◆ How to complete this task
Using the passage on Constantine and the Franks, explain in one to three sentences why Constantine followed the execution of Ascaric and Merogais with a raid on the Bructeri.

The command was subsequently confirmed by the senior emperor, Galerius, who insisted he take the role of Caesar, or junior emperor. Rome had been sharing the burdensome and dangerous highest office between multiple emperors for some time, at that time two, junior and senior. Dynastic struggles were a frequent distraction, which the Franks could always be counted on to exploit to the fullest, from which they acquired the reputation of being mobile, "treacherous," a serious character flaw in the Roman ethic, and one always punished severely.

===The Frankish expedition===
In 306 Ascaric and Merogais led a Frankish raid across the Rhine into southern Gaul while Constantius Chlorus was campaigning against the Picts in Britannia. Apparently the Franks or the Bructeri (their tribe) had made a previous agreement with Rome, since Chlorus' successor, his son Constantine I, sought to punish them as traitors upon his return. The two chieftains were defeated, captured, and executed "for their past crimes", an act which "bound with fear the slippery loyalty of the whole race," according to one of the emperor's anonymous panegyrists. The execution took place in one of the chief cities of Gaul, probably Trier, Constantine's capital in Gaul, and the two Franks and their followers were torn apart by animals in the amphitheatre before a large crowd. Their defeat was followed by a punitive expedition against the tribe from which they had conducted the raid, the Bructeri.

===Retaliation against the Bructeri===
Having made an example of the two war leaders, Constantine judged that it was not enough of an object lesson. In addition, "so that the enemy should not merely grieve over the punishment of their kings," he determined to conduct a punitive raid on the Bructeri, presumably the tribe of the two leaders. The Romans viewed them as important kings of the Franks. They were probably not that, as the term Francia comprised all the tribes on the right bank of the Rhine. They had undoubtedly followed the Frankish custom of proposing an expedition, which the subsequent action of the Romans supports, and therefore their status could have been any of respect and import. As war chiefs, they were commanders of the expedition. Constantine was going to hold responsible all the villages that had supported the expedition.

◆ Input data
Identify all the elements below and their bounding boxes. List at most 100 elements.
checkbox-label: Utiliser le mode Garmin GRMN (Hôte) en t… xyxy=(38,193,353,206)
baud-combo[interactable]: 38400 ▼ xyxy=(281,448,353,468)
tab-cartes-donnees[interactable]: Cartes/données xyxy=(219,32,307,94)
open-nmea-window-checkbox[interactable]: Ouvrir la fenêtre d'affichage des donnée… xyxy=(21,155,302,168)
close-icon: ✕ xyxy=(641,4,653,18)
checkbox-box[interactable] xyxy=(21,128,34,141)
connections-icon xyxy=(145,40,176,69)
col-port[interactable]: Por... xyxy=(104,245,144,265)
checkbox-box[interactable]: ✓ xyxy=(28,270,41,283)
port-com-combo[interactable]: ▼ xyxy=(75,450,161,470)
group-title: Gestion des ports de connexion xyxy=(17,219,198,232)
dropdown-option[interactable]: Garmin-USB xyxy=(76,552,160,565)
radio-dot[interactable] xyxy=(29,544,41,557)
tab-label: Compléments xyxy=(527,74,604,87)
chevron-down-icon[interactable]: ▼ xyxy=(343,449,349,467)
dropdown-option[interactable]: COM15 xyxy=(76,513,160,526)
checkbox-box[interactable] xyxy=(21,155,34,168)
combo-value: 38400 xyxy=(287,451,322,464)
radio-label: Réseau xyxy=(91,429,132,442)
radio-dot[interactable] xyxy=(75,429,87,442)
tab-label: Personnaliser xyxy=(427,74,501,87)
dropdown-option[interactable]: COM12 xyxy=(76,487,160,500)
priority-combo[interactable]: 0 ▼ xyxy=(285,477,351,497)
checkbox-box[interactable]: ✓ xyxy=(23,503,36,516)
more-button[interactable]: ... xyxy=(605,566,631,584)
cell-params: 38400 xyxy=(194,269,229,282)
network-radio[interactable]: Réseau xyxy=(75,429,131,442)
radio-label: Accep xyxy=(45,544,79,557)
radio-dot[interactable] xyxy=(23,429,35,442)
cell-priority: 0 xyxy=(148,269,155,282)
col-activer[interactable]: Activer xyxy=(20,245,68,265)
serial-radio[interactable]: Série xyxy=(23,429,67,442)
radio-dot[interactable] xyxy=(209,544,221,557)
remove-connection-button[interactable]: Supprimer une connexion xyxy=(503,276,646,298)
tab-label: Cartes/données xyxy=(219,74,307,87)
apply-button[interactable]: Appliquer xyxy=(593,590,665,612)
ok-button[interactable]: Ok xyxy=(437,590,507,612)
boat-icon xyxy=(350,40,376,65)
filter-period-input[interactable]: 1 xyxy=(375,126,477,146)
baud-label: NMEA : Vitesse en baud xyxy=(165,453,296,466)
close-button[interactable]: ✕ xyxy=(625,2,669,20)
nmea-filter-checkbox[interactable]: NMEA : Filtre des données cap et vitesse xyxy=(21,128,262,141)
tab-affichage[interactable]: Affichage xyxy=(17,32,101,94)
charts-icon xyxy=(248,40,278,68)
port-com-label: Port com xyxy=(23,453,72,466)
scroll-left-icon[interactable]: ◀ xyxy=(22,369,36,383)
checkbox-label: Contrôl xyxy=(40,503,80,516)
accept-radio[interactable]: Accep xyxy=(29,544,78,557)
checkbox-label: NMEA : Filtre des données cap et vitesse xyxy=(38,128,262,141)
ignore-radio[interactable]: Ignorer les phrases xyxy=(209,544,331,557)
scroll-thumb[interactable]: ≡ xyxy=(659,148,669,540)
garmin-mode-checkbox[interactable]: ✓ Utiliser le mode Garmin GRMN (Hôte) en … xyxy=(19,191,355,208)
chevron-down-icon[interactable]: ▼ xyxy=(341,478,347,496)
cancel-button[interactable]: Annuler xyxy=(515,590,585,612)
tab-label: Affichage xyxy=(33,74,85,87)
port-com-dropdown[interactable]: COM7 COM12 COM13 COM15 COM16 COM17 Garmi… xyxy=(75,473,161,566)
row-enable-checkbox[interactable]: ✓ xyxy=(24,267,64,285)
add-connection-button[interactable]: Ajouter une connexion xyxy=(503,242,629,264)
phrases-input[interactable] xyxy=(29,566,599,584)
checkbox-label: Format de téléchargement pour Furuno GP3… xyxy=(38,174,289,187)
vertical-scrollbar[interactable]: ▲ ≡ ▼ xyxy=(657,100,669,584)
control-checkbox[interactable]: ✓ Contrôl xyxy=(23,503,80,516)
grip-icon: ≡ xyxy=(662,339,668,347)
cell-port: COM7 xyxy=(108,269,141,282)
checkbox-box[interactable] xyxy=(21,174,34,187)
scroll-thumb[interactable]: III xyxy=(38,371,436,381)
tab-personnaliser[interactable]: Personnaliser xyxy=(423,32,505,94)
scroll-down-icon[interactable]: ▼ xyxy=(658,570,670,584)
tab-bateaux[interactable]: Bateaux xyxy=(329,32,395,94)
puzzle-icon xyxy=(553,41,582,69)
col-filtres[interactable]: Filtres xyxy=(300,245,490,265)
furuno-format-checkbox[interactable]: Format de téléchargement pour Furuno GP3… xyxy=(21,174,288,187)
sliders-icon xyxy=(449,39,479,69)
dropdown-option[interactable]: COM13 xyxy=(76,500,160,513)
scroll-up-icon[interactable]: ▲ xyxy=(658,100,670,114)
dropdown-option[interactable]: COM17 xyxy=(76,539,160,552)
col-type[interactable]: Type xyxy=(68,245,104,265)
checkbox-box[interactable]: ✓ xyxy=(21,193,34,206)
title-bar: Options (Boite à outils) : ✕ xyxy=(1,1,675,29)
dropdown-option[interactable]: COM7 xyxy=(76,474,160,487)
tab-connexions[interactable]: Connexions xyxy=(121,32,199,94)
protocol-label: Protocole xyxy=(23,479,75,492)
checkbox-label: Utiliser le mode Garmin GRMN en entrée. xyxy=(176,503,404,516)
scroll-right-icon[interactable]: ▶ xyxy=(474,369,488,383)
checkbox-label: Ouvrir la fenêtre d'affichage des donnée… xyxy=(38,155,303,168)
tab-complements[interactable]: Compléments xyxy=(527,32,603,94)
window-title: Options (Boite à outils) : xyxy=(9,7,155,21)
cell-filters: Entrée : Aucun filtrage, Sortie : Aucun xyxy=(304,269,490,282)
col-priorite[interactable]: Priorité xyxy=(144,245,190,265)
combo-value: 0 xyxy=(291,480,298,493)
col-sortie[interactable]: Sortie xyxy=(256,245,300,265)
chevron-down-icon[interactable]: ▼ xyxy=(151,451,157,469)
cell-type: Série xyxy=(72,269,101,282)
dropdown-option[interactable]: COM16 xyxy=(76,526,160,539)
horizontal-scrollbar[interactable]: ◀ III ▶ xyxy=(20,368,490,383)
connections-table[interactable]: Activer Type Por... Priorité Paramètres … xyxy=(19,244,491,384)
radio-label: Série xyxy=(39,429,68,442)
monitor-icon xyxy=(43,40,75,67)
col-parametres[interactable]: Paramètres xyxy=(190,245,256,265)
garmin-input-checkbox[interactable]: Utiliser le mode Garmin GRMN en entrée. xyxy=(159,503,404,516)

◆ Solution for this problem
Constantine judged that executing the two war leaders was not enough of an object lesson, and he wanted the enemy to do more than merely grieve over the punishment of their kings. He therefore led a punitive raid against the Bructeri, the tribe from which the two chieftains had launched their raid, holding responsible all the villages that had supported the expedition.